## START Data supplied

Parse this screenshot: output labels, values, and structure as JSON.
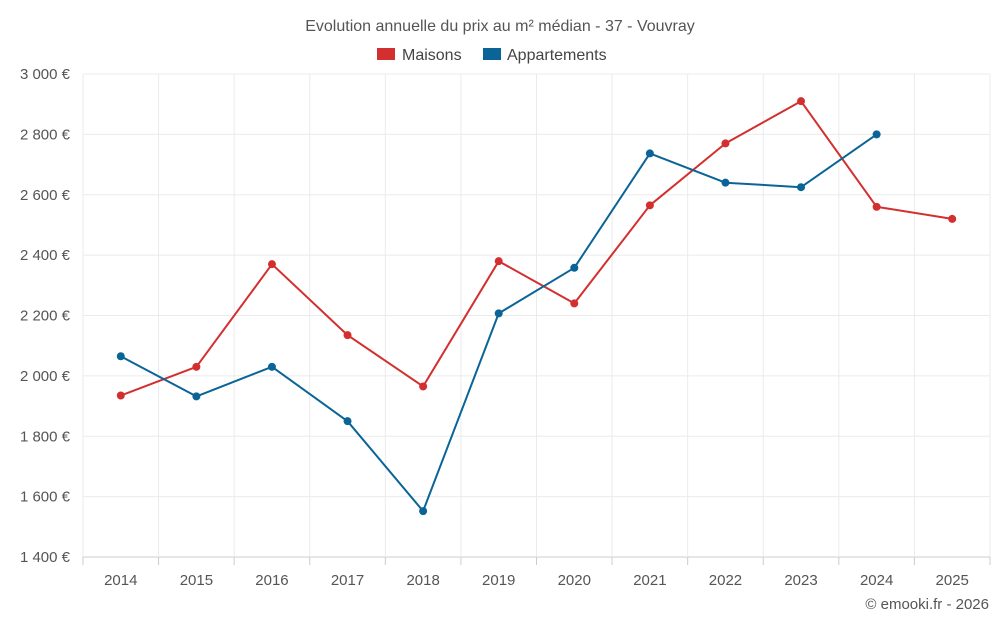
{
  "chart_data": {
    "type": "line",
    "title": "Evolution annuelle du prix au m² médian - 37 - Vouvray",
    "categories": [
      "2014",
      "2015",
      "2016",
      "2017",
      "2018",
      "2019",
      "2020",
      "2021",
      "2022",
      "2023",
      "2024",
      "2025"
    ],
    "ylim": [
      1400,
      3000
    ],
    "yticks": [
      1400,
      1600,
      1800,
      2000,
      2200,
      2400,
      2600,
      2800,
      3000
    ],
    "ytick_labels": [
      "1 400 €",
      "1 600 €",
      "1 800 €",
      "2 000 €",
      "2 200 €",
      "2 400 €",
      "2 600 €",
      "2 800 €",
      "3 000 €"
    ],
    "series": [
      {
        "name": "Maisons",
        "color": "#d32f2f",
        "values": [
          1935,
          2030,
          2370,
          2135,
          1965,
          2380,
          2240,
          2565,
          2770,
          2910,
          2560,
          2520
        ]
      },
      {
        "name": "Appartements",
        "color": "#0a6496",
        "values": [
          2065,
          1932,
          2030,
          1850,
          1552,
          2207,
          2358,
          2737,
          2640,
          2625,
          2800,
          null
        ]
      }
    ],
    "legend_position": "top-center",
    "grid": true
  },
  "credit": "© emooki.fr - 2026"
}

## END Data supplied
## START Data supplied

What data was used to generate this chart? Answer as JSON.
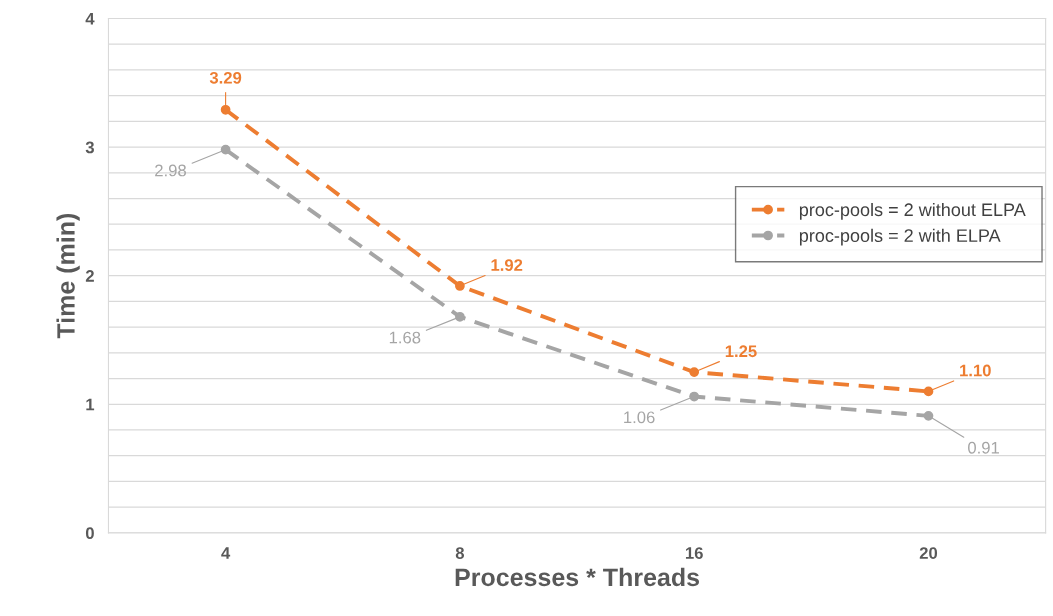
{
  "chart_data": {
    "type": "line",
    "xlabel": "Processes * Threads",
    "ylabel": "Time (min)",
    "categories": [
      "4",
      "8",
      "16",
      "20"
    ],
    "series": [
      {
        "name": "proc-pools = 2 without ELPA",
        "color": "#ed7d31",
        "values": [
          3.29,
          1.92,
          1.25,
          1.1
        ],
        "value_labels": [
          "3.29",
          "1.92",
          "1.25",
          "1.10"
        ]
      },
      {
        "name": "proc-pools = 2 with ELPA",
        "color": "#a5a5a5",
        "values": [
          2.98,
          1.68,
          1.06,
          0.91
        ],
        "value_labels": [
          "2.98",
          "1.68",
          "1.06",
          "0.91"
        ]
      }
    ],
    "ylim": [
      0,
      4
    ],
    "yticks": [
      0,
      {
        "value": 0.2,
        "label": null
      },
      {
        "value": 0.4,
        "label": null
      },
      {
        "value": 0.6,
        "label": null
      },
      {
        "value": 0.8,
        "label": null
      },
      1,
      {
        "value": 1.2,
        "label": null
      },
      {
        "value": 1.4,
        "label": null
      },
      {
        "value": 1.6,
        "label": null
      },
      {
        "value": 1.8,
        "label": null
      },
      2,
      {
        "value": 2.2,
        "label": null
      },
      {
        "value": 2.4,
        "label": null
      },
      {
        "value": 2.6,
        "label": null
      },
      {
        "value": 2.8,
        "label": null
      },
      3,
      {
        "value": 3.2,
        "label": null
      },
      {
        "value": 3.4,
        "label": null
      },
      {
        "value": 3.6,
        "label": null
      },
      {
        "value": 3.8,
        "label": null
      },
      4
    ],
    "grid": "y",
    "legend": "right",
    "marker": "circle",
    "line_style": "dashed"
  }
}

## END Data supplied

■ Exercise:
From the entries, copy out each line containing the word "JSON".

■ The reply:
Parse this screenshot: output labels, values, and structure as JSON.
What data was used to generate this chart? Answer as JSON.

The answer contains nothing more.